* Given task
Reproduce the entire listing word for word.
----------
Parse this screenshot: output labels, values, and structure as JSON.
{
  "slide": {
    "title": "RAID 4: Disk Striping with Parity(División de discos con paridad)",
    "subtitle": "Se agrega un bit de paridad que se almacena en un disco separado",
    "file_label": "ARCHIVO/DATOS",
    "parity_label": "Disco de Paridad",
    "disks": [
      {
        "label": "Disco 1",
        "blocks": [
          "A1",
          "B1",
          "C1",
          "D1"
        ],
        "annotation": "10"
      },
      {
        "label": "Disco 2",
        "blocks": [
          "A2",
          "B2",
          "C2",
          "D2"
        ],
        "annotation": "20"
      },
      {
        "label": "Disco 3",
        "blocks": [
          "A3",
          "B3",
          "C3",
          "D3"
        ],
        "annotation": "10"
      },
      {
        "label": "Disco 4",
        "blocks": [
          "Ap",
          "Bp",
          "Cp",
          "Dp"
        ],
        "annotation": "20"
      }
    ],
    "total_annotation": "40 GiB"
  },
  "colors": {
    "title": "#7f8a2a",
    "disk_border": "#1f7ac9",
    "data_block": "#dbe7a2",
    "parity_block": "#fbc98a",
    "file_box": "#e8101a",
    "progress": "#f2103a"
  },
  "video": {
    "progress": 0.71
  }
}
----------
* Task answer
Parse this screenshot: output labels, values, and structure as JSON.
{
  "slide": {
    "title": "RAID 4: Disk Striping with Parity(División de discos con paridad)",
    "subtitle": "Se agrega un bit de paridad que se almacena en un disco separado",
    "file_label": "ARCHIVO/DATOS",
    "parity_label": "Disco de Paridad",
    "disks": [
      {
        "label": "Disco 1",
        "blocks": [
          "A1",
          "B1",
          "C1",
          "D1"
        ],
        "annotation": "10"
      },
      {
        "label": "Disco 2",
        "blocks": [
          "A2",
          "B2",
          "C2",
          "D2"
        ],
        "annotation": "20"
      },
      {
        "label": "Disco 3",
        "blocks": [
          "A3",
          "B3",
          "C3",
          "D3"
        ],
        "annotation": "10"
      },
      {
        "label": "Disco 4",
        "blocks": [
          "Ap",
          "Bp",
          "Cp",
          "Dp"
        ],
        "annotation": "20"
      }
    ],
    "total_annotation": "40 GiB"
  },
  "colors": {
    "title": "#7f8a2a",
    "disk_border": "#1f7ac9",
    "data_block": "#dbe7a2",
    "parity_block": "#fbc98a",
    "file_box": "#e8101a",
    "progress": "#f2103a"
  },
  "video": {
    "progress": 0.71
  }
}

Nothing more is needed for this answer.